# Work to be completed:
Copy each line of the records that holds the string "during".

[Collection entries]
════
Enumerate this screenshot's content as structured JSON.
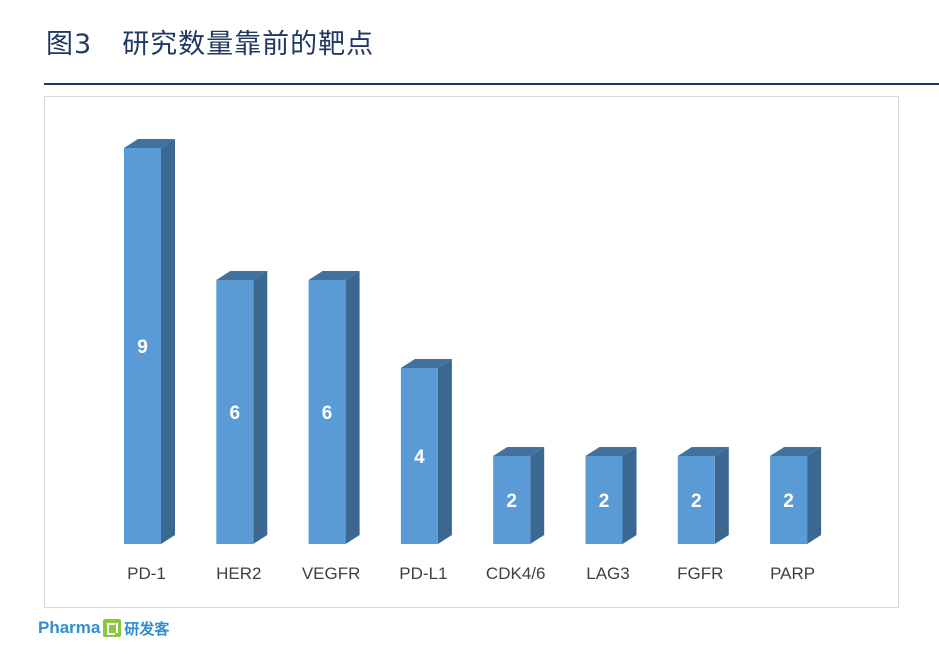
{
  "title": {
    "figure_number": "图3",
    "text": "研究数量靠前的靶点"
  },
  "chart_data": {
    "type": "bar",
    "style": "3d-column",
    "categories": [
      "PD-1",
      "HER2",
      "VEGFR",
      "PD-L1",
      "CDK4/6",
      "LAG3",
      "FGFR",
      "PARP"
    ],
    "series": [
      {
        "values": [
          9,
          6,
          6,
          4,
          2,
          2,
          2,
          2
        ]
      }
    ],
    "data_labels": [
      "9",
      "6",
      "6",
      "4",
      "2",
      "2",
      "2",
      "2"
    ],
    "ylim": [
      0,
      9
    ],
    "grid": false,
    "legend": "none",
    "colors": {
      "bar_front": "#5b9bd5",
      "bar_side": "#3a6891",
      "bar_top": "#41719c",
      "label_text": "#ffffff",
      "axis_text": "#404040"
    }
  },
  "logo": {
    "brand": "Pharma",
    "cn": "研发客",
    "mark_icon": "pharmacube-logo-icon"
  }
}
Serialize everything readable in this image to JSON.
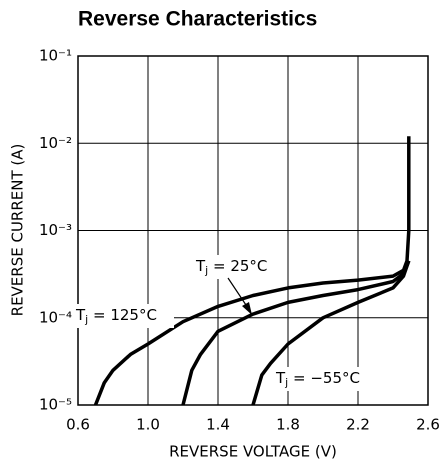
{
  "chart_data": {
    "type": "line",
    "title": "Reverse Characteristics",
    "xlabel": "REVERSE VOLTAGE (V)",
    "ylabel": "REVERSE CURRENT (A)",
    "xlim": [
      0.6,
      2.6
    ],
    "xticks": [
      0.6,
      {
        "value": 1,
        "label": "1.0"
      },
      1.4,
      1.8,
      2.2,
      2.6
    ],
    "ylim": [
      1e-05,
      0.1
    ],
    "log_y": true,
    "grid": true,
    "yticks": [
      {
        "value": 1e-05,
        "label": "10⁻⁵"
      },
      {
        "value": 0.0001,
        "label": "10⁻⁴"
      },
      {
        "value": 0.001,
        "label": "10⁻³"
      },
      {
        "value": 0.01,
        "label": "10⁻²"
      },
      {
        "value": 0.1,
        "label": "10⁻¹"
      }
    ],
    "series": [
      {
        "color": "#000000",
        "x": [
          0.7,
          0.75,
          0.8,
          0.9,
          1.0,
          1.2,
          1.4,
          1.6,
          1.8,
          2.0,
          2.2,
          2.4,
          2.46,
          2.48,
          2.49,
          2.49
        ],
        "values": [
          1e-05,
          1.8e-05,
          2.5e-05,
          3.8e-05,
          5e-05,
          9e-05,
          0.000135,
          0.00018,
          0.00022,
          0.00025,
          0.00027,
          0.0003,
          0.00035,
          0.00045,
          0.001,
          0.012
        ]
      },
      {
        "color": "#000000",
        "x": [
          1.2,
          1.25,
          1.3,
          1.4,
          1.6,
          1.8,
          2.0,
          2.2,
          2.4,
          2.46,
          2.49
        ],
        "values": [
          1e-05,
          2.5e-05,
          3.8e-05,
          7e-05,
          0.00011,
          0.00015,
          0.00018,
          0.00021,
          0.00026,
          0.00032,
          0.00045
        ]
      },
      {
        "color": "#000000",
        "x": [
          1.6,
          1.65,
          1.7,
          1.8,
          2.0,
          2.2,
          2.4,
          2.46,
          2.49
        ],
        "values": [
          1e-05,
          2.2e-05,
          3e-05,
          5e-05,
          0.0001,
          0.00015,
          0.00022,
          0.0003,
          0.00045
        ]
      }
    ],
    "annotations": [
      {
        "main": "T",
        "sub": "j",
        "rest": " = 125°C"
      },
      {
        "main": "T",
        "sub": "j",
        "rest": " = 25°C"
      },
      {
        "main": "T",
        "sub": "j",
        "rest": " = −55°C"
      }
    ]
  }
}
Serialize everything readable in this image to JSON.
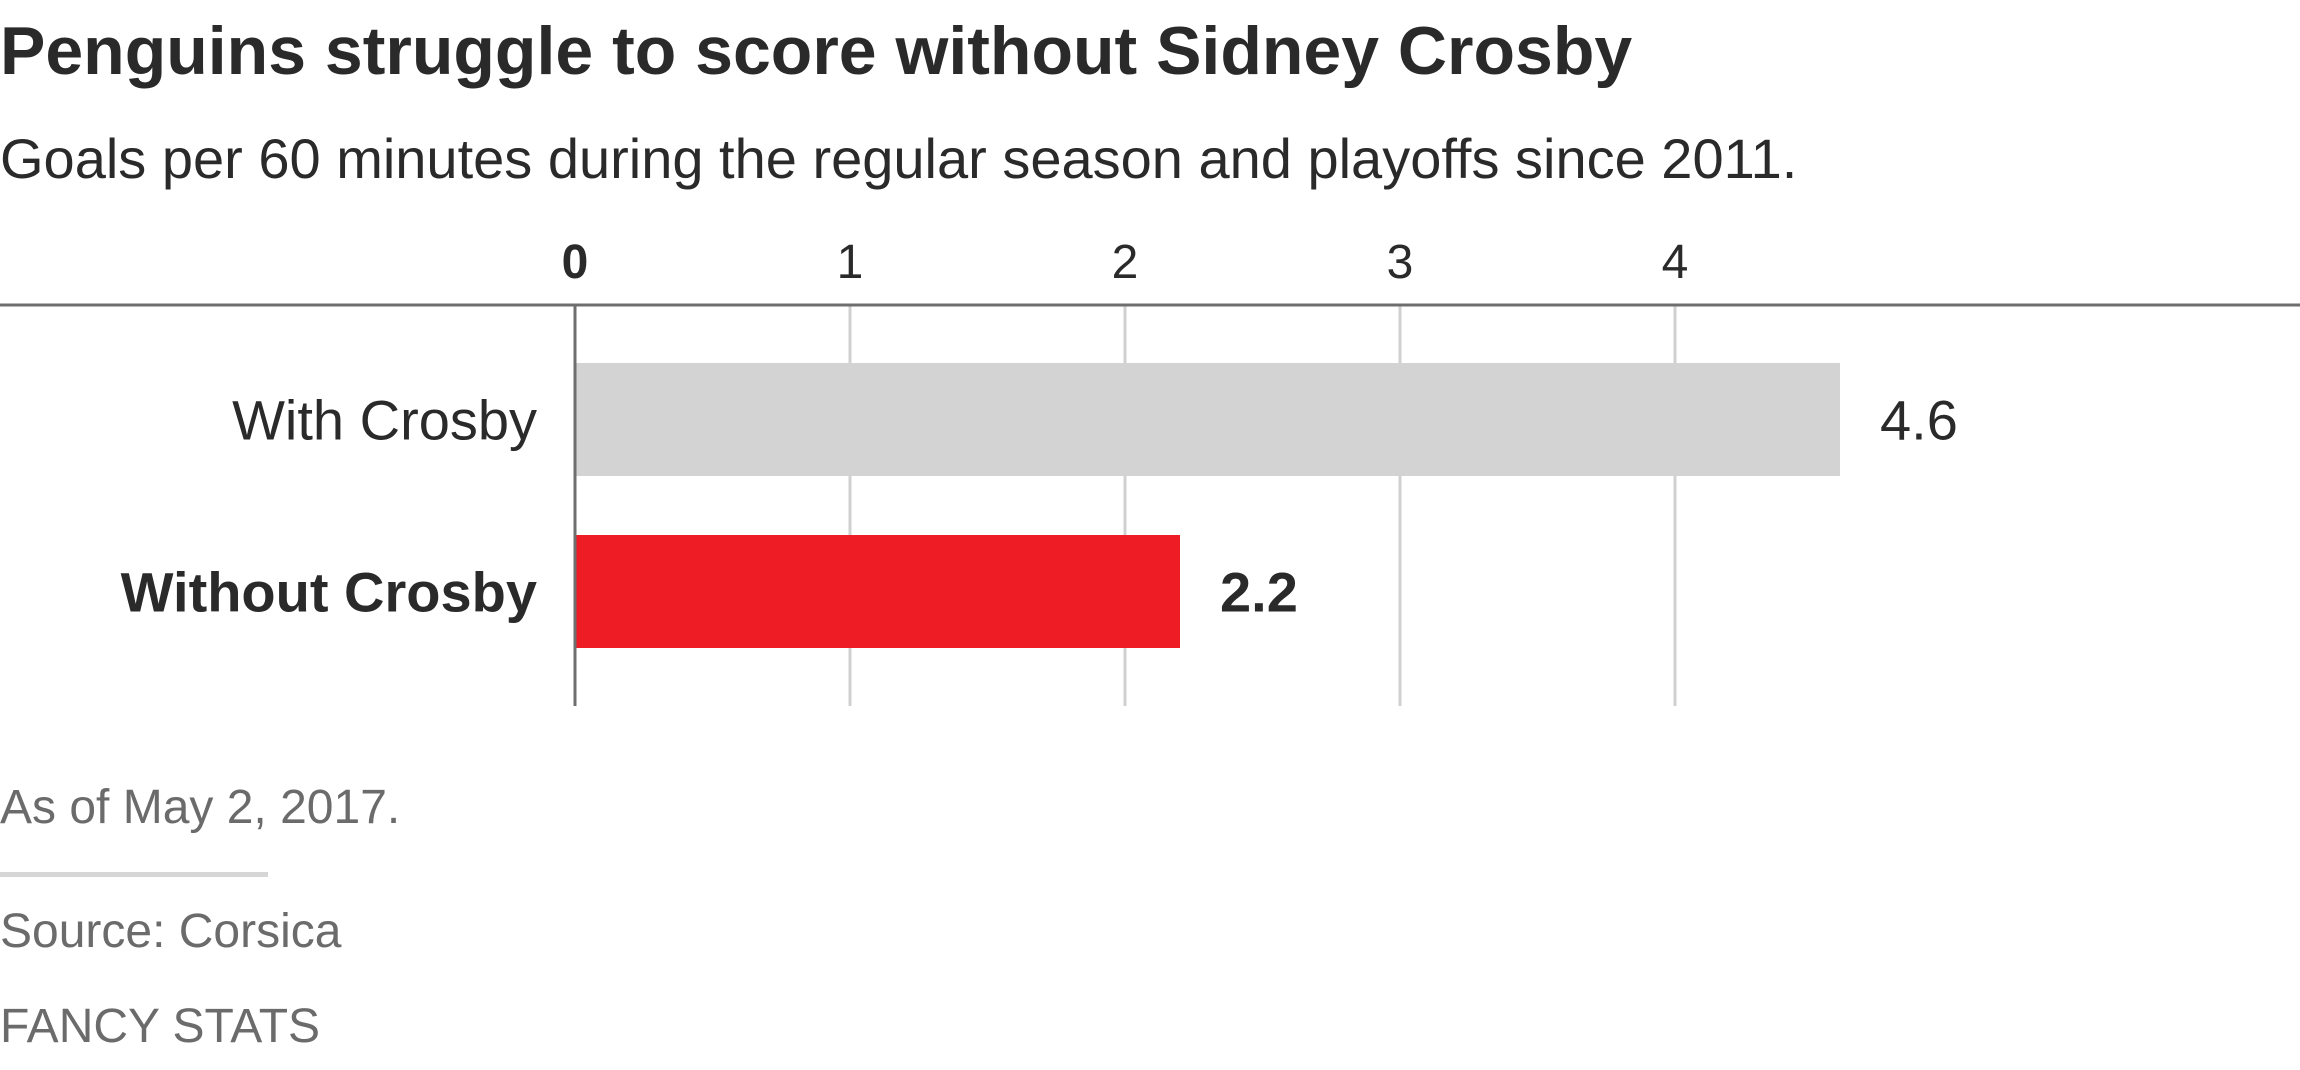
{
  "header": {
    "title": "Penguins struggle to score without Sidney Crosby",
    "subtitle": "Goals per 60 minutes during the regular season and playoffs since 2011."
  },
  "chart_data": {
    "type": "bar",
    "orientation": "horizontal",
    "categories": [
      "With Crosby",
      "Without Crosby"
    ],
    "values": [
      4.6,
      2.2
    ],
    "value_labels": [
      "4.6",
      "2.2"
    ],
    "highlight": [
      false,
      true
    ],
    "colors": [
      "#d3d3d3",
      "#ee1c25"
    ],
    "xlim": [
      0,
      5
    ],
    "ticks": [
      0,
      1,
      2,
      3,
      4
    ],
    "tick_labels": [
      "0",
      "1",
      "2",
      "3",
      "4"
    ],
    "grid": true,
    "title": "Penguins struggle to score without Sidney Crosby",
    "subtitle": "Goals per 60 minutes during the regular season and playoffs since 2011.",
    "xlabel": "",
    "ylabel": ""
  },
  "footer": {
    "note": "As of May 2, 2017.",
    "source": "Source: Corsica",
    "credit": "FANCY STATS"
  }
}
════
# The result:
    "subtitle": "Goals per 60 minutes during the regular season and playoffs since 2011."
    "subtitle": "Goals per 60 minutes during the regular season and playoffs since 2011.",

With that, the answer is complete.